Problem
Please give the count of lines holding the string "GOES" and nothing besides.

Begin Records for this exercise

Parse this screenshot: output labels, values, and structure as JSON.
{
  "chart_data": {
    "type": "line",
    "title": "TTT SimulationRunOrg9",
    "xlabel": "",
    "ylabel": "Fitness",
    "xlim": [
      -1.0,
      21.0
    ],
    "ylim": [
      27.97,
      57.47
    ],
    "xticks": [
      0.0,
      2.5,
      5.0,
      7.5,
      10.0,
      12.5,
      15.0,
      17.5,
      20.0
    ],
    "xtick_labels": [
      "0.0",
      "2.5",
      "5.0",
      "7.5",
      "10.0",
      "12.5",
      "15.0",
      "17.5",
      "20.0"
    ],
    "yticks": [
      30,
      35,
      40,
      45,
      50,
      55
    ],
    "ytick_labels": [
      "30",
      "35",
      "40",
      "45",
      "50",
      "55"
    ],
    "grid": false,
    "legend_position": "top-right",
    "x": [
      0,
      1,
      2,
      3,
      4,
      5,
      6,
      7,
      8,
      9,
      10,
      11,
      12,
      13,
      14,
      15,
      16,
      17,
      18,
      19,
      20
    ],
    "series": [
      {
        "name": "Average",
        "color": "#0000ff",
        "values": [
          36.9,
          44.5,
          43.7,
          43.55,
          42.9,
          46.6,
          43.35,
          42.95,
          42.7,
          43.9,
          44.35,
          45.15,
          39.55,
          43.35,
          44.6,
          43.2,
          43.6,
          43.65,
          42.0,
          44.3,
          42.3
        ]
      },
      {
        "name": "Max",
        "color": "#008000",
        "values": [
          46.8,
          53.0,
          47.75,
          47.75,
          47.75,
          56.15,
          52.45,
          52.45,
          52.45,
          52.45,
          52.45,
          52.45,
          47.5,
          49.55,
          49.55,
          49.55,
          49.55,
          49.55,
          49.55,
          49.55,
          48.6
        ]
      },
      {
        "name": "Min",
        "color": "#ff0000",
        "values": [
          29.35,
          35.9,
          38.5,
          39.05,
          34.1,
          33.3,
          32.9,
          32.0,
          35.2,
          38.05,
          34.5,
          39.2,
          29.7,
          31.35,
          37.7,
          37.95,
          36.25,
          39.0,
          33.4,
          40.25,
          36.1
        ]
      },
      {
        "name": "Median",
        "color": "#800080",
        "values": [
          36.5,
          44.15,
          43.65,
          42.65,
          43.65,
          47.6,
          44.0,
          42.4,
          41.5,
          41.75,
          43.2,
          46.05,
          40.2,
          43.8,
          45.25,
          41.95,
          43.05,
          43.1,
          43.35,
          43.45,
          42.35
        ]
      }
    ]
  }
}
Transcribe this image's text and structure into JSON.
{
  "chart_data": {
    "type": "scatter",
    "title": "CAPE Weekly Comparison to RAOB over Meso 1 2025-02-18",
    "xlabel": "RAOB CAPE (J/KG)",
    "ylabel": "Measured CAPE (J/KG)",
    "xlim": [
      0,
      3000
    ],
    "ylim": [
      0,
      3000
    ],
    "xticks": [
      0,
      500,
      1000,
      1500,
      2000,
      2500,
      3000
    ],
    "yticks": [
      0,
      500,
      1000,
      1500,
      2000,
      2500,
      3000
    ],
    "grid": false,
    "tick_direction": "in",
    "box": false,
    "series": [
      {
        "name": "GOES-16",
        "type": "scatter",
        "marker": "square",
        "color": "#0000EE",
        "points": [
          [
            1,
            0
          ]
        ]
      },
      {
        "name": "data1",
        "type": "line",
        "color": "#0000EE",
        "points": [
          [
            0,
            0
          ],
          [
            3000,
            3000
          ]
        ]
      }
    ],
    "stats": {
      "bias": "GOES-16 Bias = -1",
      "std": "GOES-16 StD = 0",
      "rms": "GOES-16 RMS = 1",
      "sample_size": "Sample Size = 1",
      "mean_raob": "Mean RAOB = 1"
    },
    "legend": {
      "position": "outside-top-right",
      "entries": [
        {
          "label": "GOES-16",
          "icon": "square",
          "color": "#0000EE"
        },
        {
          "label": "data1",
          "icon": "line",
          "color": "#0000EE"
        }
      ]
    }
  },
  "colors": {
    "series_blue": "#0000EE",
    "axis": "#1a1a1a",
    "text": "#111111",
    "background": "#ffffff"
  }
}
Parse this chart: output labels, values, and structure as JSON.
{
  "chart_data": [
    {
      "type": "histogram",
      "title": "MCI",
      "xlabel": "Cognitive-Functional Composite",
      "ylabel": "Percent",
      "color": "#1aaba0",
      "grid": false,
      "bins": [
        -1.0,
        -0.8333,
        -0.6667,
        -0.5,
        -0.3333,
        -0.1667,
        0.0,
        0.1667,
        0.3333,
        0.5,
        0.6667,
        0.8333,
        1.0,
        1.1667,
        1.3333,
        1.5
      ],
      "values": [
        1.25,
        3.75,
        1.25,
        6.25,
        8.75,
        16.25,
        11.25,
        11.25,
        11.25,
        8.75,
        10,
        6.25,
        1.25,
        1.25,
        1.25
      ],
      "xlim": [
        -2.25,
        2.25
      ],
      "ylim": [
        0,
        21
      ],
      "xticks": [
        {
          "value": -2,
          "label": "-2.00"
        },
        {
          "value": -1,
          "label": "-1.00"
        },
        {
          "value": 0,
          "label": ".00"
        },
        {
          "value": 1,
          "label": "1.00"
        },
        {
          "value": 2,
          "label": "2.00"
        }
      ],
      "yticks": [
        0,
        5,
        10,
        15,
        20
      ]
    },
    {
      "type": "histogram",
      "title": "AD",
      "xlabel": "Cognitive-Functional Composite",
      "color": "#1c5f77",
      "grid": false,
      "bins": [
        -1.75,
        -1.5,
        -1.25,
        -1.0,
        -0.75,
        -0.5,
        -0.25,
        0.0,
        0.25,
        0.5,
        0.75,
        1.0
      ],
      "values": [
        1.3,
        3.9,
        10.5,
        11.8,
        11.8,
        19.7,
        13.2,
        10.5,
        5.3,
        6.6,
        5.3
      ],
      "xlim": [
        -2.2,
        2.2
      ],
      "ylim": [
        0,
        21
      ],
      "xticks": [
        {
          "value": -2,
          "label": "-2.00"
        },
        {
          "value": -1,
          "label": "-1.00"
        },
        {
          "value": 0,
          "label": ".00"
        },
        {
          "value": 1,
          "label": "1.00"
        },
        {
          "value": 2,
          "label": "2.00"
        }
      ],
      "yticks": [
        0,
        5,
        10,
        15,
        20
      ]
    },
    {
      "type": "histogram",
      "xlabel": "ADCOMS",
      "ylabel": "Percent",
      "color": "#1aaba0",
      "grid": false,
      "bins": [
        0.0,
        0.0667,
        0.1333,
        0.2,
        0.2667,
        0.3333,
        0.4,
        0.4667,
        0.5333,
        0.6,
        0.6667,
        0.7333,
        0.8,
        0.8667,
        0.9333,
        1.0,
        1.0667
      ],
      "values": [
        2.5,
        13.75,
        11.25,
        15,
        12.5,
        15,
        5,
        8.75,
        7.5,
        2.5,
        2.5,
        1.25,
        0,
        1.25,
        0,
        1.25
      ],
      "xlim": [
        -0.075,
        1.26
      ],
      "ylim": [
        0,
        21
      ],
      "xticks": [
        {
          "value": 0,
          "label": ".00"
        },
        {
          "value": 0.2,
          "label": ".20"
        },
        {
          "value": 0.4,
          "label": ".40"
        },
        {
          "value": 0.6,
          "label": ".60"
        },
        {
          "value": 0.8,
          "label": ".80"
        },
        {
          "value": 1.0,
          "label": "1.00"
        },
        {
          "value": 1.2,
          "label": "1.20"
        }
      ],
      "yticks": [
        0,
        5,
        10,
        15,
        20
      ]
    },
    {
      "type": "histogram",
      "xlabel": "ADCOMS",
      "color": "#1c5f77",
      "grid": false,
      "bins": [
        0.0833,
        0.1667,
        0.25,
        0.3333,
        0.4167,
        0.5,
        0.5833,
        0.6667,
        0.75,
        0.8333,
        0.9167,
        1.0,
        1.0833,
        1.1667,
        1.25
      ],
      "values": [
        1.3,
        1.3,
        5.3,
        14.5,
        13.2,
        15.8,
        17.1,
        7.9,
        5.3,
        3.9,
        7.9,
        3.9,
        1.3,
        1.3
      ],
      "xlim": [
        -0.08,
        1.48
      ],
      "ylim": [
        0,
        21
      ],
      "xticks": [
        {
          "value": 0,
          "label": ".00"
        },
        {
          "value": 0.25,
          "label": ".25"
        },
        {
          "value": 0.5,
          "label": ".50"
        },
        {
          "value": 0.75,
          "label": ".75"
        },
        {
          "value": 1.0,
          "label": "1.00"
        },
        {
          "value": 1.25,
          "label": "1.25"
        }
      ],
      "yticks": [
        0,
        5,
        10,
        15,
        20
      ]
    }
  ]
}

End Records for this exercise

Solution to this problem
5